Leave out the images; return the rest of the data exactly.

[Stored entries]

· · · · ·

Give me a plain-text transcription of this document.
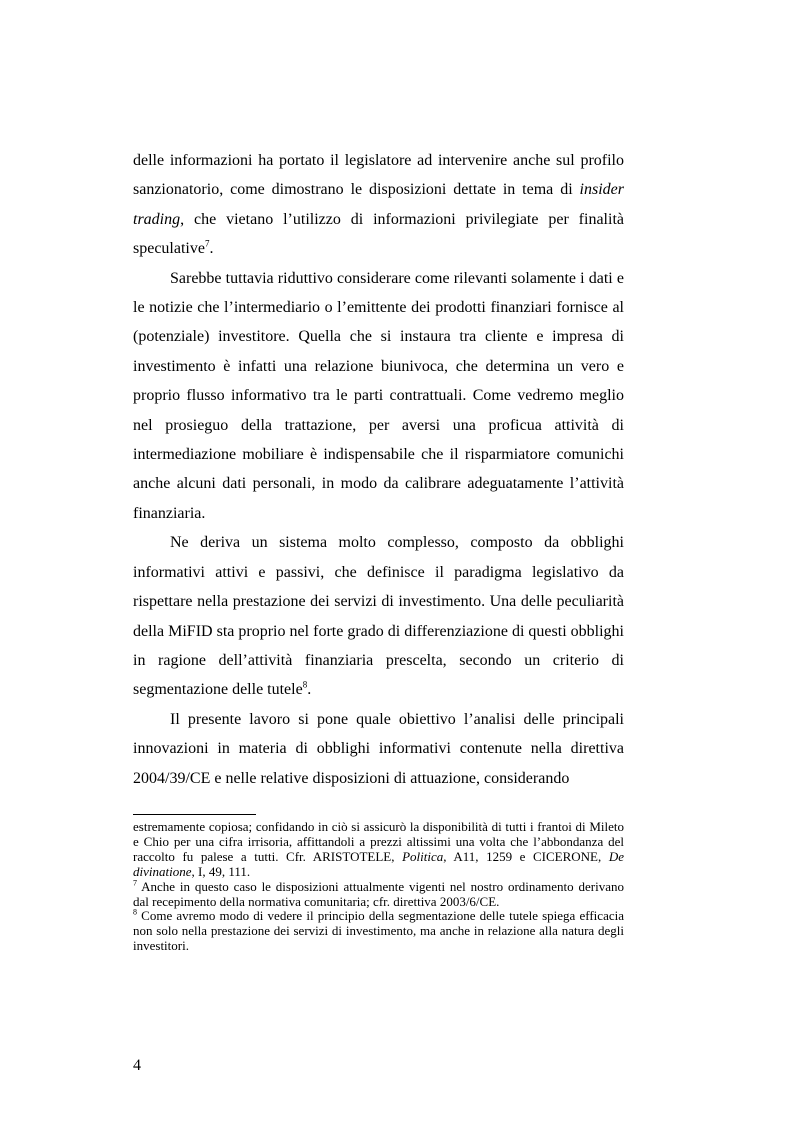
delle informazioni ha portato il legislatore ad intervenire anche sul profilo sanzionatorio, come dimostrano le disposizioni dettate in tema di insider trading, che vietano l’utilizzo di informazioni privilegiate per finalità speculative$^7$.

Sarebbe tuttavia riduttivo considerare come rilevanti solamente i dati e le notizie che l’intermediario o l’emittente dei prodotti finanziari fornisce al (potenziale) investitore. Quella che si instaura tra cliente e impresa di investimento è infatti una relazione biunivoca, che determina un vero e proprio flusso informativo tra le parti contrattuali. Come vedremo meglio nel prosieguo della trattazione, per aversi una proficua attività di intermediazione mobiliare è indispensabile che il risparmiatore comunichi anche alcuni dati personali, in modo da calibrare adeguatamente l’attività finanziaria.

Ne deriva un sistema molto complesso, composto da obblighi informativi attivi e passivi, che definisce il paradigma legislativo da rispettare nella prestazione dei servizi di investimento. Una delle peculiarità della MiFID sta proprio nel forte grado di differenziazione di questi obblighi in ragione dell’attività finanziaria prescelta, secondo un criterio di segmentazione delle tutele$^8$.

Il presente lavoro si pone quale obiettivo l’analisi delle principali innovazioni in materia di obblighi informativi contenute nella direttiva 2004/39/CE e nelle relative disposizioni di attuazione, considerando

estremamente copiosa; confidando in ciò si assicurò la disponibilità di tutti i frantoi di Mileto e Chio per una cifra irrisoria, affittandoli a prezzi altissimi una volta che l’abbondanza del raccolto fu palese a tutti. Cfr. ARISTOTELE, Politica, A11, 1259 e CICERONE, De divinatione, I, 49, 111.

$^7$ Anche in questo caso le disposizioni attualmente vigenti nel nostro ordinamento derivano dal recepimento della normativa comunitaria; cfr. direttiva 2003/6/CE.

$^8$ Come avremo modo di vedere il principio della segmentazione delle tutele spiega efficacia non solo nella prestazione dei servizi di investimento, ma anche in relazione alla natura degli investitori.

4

· · · · ·

RESULT OF THIS TASK.
Give me a plain-text transcription of this document.
delle informazioni ha portato il legislatore ad intervenire anche sul profilo sanzionatorio, come dimostrano le disposizioni dettate in tema di insider trading, che vietano l’utilizzo di informazioni privilegiate per finalità speculative$^7$.

Sarebbe tuttavia riduttivo considerare come rilevanti solamente i dati e le notizie che l’intermediario o l’emittente dei prodotti finanziari fornisce al (potenziale) investitore. Quella che si instaura tra cliente e impresa di investimento è infatti una relazione biunivoca, che determina un vero e proprio flusso informativo tra le parti contrattuali. Come vedremo meglio nel prosieguo della trattazione, per aversi una proficua attività di intermediazione mobiliare è indispensabile che il risparmiatore comunichi anche alcuni dati personali, in modo da calibrare adeguatamente l’attività finanziaria.

Ne deriva un sistema molto complesso, composto da obblighi informativi attivi e passivi, che definisce il paradigma legislativo da rispettare nella prestazione dei servizi di investimento. Una delle peculiarità della MiFID sta proprio nel forte grado di differenziazione di questi obblighi in ragione dell’attività finanziaria prescelta, secondo un criterio di segmentazione delle tutele$^8$.

Il presente lavoro si pone quale obiettivo l’analisi delle principali innovazioni in materia di obblighi informativi contenute nella direttiva 2004/39/CE e nelle relative disposizioni di attuazione, considerando

estremamente copiosa; confidando in ciò si assicurò la disponibilità di tutti i frantoi di Mileto e Chio per una cifra irrisoria, affittandoli a prezzi altissimi una volta che l’abbondanza del raccolto fu palese a tutti. Cfr. ARISTOTELE, Politica, A11, 1259 e CICERONE, De divinatione, I, 49, 111.

$^7$ Anche in questo caso le disposizioni attualmente vigenti nel nostro ordinamento derivano dal recepimento della normativa comunitaria; cfr. direttiva 2003/6/CE.

$^8$ Come avremo modo di vedere il principio della segmentazione delle tutele spiega efficacia non solo nella prestazione dei servizi di investimento, ma anche in relazione alla natura degli investitori.

4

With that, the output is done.